__Problem to work on__:
Every line below is to be quoted exactly, with nothing added or dropped.
--*--
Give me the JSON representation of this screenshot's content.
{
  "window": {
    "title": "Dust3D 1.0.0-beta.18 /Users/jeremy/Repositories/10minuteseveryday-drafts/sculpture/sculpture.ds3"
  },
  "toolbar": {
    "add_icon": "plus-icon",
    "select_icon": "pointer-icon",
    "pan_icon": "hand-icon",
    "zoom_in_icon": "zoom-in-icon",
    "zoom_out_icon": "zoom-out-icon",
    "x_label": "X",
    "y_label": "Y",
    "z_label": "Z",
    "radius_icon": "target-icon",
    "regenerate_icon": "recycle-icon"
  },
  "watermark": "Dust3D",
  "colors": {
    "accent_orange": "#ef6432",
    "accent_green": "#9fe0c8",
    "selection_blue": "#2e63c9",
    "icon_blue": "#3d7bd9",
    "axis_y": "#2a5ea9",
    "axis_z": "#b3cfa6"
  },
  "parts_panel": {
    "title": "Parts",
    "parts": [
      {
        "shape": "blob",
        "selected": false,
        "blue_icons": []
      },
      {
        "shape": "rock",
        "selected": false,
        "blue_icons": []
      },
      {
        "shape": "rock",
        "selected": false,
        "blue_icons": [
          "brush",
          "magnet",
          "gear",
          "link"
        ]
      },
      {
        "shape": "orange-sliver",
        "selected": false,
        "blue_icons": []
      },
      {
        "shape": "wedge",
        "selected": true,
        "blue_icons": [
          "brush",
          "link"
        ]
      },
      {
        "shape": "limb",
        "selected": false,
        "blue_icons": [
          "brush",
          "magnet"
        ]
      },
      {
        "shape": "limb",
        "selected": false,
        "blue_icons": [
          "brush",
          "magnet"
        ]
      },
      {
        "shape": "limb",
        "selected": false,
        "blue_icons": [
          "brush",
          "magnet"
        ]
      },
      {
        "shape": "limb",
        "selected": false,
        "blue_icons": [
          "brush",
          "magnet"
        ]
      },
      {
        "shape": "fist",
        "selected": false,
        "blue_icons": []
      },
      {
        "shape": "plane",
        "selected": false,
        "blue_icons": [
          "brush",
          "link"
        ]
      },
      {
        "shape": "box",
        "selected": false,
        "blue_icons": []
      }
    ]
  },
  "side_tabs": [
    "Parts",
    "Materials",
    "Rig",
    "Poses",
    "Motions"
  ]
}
--*--
__Written solution__:
Give me the JSON representation of this screenshot's content.
{
  "window": {
    "title": "Dust3D 1.0.0-beta.18 /Users/jeremy/Repositories/10minuteseveryday-drafts/sculpture/sculpture.ds3"
  },
  "toolbar": {
    "add_icon": "plus-icon",
    "select_icon": "pointer-icon",
    "pan_icon": "hand-icon",
    "zoom_in_icon": "zoom-in-icon",
    "zoom_out_icon": "zoom-out-icon",
    "x_label": "X",
    "y_label": "Y",
    "z_label": "Z",
    "radius_icon": "target-icon",
    "regenerate_icon": "recycle-icon"
  },
  "watermark": "Dust3D",
  "colors": {
    "accent_orange": "#ef6432",
    "accent_green": "#9fe0c8",
    "selection_blue": "#2e63c9",
    "icon_blue": "#3d7bd9",
    "axis_y": "#2a5ea9",
    "axis_z": "#b3cfa6"
  },
  "parts_panel": {
    "title": "Parts",
    "parts": [
      {
        "shape": "blob",
        "selected": false,
        "blue_icons": []
      },
      {
        "shape": "rock",
        "selected": false,
        "blue_icons": []
      },
      {
        "shape": "rock",
        "selected": false,
        "blue_icons": [
          "brush",
          "magnet",
          "gear",
          "link"
        ]
      },
      {
        "shape": "orange-sliver",
        "selected": false,
        "blue_icons": []
      },
      {
        "shape": "wedge",
        "selected": true,
        "blue_icons": [
          "brush",
          "link"
        ]
      },
      {
        "shape": "limb",
        "selected": false,
        "blue_icons": [
          "brush",
          "magnet"
        ]
      },
      {
        "shape": "limb",
        "selected": false,
        "blue_icons": [
          "brush",
          "magnet"
        ]
      },
      {
        "shape": "limb",
        "selected": false,
        "blue_icons": [
          "brush",
          "magnet"
        ]
      },
      {
        "shape": "limb",
        "selected": false,
        "blue_icons": [
          "brush",
          "magnet"
        ]
      },
      {
        "shape": "fist",
        "selected": false,
        "blue_icons": []
      },
      {
        "shape": "plane",
        "selected": false,
        "blue_icons": [
          "brush",
          "link"
        ]
      },
      {
        "shape": "box",
        "selected": false,
        "blue_icons": []
      }
    ]
  },
  "side_tabs": [
    "Parts",
    "Materials",
    "Rig",
    "Poses",
    "Motions"
  ]
}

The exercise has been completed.